:: SET PROBLEM ::
Print all records exactly, leaving nothing out.

======== RECORDS FOR THE EXERCISE

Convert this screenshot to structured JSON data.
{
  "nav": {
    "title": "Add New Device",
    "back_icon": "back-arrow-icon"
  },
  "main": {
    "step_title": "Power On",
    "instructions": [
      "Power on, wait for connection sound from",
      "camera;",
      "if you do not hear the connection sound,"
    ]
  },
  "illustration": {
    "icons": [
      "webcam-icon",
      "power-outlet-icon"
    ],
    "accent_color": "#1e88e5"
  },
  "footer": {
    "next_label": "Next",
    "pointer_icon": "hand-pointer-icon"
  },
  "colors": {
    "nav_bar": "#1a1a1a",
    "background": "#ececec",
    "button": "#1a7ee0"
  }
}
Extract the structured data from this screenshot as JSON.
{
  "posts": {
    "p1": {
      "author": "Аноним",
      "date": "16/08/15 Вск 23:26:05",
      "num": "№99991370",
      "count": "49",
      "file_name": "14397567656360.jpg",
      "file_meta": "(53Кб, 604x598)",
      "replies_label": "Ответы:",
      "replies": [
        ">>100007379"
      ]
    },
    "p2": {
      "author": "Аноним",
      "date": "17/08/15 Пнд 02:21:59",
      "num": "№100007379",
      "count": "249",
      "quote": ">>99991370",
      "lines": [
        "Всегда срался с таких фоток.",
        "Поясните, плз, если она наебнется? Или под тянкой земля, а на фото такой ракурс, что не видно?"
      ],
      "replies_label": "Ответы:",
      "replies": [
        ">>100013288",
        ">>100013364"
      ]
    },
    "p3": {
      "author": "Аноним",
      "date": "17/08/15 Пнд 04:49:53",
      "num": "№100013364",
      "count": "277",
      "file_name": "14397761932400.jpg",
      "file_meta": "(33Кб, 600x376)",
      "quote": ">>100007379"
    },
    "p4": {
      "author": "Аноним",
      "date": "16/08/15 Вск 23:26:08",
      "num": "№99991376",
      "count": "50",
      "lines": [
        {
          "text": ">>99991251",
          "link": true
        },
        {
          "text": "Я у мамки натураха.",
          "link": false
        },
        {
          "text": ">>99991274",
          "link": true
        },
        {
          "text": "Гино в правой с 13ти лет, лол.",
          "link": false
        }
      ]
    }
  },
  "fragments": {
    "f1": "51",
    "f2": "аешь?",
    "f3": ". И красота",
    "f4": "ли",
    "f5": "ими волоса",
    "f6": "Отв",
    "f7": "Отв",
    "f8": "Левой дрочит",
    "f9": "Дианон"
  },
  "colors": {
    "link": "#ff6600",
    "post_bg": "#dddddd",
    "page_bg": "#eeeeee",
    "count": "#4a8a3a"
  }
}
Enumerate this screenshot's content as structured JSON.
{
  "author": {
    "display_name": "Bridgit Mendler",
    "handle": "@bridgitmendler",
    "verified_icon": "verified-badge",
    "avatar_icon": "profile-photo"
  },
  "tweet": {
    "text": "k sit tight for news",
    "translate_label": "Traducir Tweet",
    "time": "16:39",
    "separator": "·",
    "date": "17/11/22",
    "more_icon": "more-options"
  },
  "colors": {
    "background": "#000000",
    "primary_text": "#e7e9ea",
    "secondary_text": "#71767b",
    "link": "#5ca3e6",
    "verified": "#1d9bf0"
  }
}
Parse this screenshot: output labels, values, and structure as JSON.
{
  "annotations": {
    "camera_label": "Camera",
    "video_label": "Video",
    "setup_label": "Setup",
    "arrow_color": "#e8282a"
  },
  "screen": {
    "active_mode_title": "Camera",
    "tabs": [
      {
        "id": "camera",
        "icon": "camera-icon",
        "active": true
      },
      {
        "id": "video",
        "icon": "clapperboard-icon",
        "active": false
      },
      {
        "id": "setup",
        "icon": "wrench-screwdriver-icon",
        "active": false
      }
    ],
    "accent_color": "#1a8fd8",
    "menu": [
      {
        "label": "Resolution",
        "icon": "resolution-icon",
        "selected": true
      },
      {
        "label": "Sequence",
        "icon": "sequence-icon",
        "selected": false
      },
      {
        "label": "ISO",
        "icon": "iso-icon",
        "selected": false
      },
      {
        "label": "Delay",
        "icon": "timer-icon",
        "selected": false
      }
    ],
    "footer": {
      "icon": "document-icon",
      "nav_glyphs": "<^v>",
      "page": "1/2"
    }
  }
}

================

:: RESPONSE ::
Convert this screenshot to structured JSON data.
{
  "nav": {
    "title": "Add New Device",
    "back_icon": "back-arrow-icon"
  },
  "main": {
    "step_title": "Power On",
    "instructions": [
      "Power on, wait for connection sound from",
      "camera;",
      "if you do not hear the connection sound,"
    ]
  },
  "illustration": {
    "icons": [
      "webcam-icon",
      "power-outlet-icon"
    ],
    "accent_color": "#1e88e5"
  },
  "footer": {
    "next_label": "Next",
    "pointer_icon": "hand-pointer-icon"
  },
  "colors": {
    "nav_bar": "#1a1a1a",
    "background": "#ececec",
    "button": "#1a7ee0"
  }
}
Extract the structured data from this screenshot as JSON.
{
  "posts": {
    "p1": {
      "author": "Аноним",
      "date": "16/08/15 Вск 23:26:05",
      "num": "№99991370",
      "count": "49",
      "file_name": "14397567656360.jpg",
      "file_meta": "(53Кб, 604x598)",
      "replies_label": "Ответы:",
      "replies": [
        ">>100007379"
      ]
    },
    "p2": {
      "author": "Аноним",
      "date": "17/08/15 Пнд 02:21:59",
      "num": "№100007379",
      "count": "249",
      "quote": ">>99991370",
      "lines": [
        "Всегда срался с таких фоток.",
        "Поясните, плз, если она наебнется? Или под тянкой земля, а на фото такой ракурс, что не видно?"
      ],
      "replies_label": "Ответы:",
      "replies": [
        ">>100013288",
        ">>100013364"
      ]
    },
    "p3": {
      "author": "Аноним",
      "date": "17/08/15 Пнд 04:49:53",
      "num": "№100013364",
      "count": "277",
      "file_name": "14397761932400.jpg",
      "file_meta": "(33Кб, 600x376)",
      "quote": ">>100007379"
    },
    "p4": {
      "author": "Аноним",
      "date": "16/08/15 Вск 23:26:08",
      "num": "№99991376",
      "count": "50",
      "lines": [
        {
          "text": ">>99991251",
          "link": true
        },
        {
          "text": "Я у мамки натураха.",
          "link": false
        },
        {
          "text": ">>99991274",
          "link": true
        },
        {
          "text": "Гино в правой с 13ти лет, лол.",
          "link": false
        }
      ]
    }
  },
  "fragments": {
    "f1": "51",
    "f2": "аешь?",
    "f3": ". И красота",
    "f4": "ли",
    "f5": "ими волоса",
    "f6": "Отв",
    "f7": "Отв",
    "f8": "Левой дрочит",
    "f9": "Дианон"
  },
  "colors": {
    "link": "#ff6600",
    "post_bg": "#dddddd",
    "page_bg": "#eeeeee",
    "count": "#4a8a3a"
  }
}
Enumerate this screenshot's content as structured JSON.
{
  "author": {
    "display_name": "Bridgit Mendler",
    "handle": "@bridgitmendler",
    "verified_icon": "verified-badge",
    "avatar_icon": "profile-photo"
  },
  "tweet": {
    "text": "k sit tight for news",
    "translate_label": "Traducir Tweet",
    "time": "16:39",
    "separator": "·",
    "date": "17/11/22",
    "more_icon": "more-options"
  },
  "colors": {
    "background": "#000000",
    "primary_text": "#e7e9ea",
    "secondary_text": "#71767b",
    "link": "#5ca3e6",
    "verified": "#1d9bf0"
  }
}
Parse this screenshot: output labels, values, and structure as JSON.
{
  "annotations": {
    "camera_label": "Camera",
    "video_label": "Video",
    "setup_label": "Setup",
    "arrow_color": "#e8282a"
  },
  "screen": {
    "active_mode_title": "Camera",
    "tabs": [
      {
        "id": "camera",
        "icon": "camera-icon",
        "active": true
      },
      {
        "id": "video",
        "icon": "clapperboard-icon",
        "active": false
      },
      {
        "id": "setup",
        "icon": "wrench-screwdriver-icon",
        "active": false
      }
    ],
    "accent_color": "#1a8fd8",
    "menu": [
      {
        "label": "Resolution",
        "icon": "resolution-icon",
        "selected": true
      },
      {
        "label": "Sequence",
        "icon": "sequence-icon",
        "selected": false
      },
      {
        "label": "ISO",
        "icon": "iso-icon",
        "selected": false
      },
      {
        "label": "Delay",
        "icon": "timer-icon",
        "selected": false
      }
    ],
    "footer": {
      "icon": "document-icon",
      "nav_glyphs": "<^v>",
      "page": "1/2"
    }
  }
}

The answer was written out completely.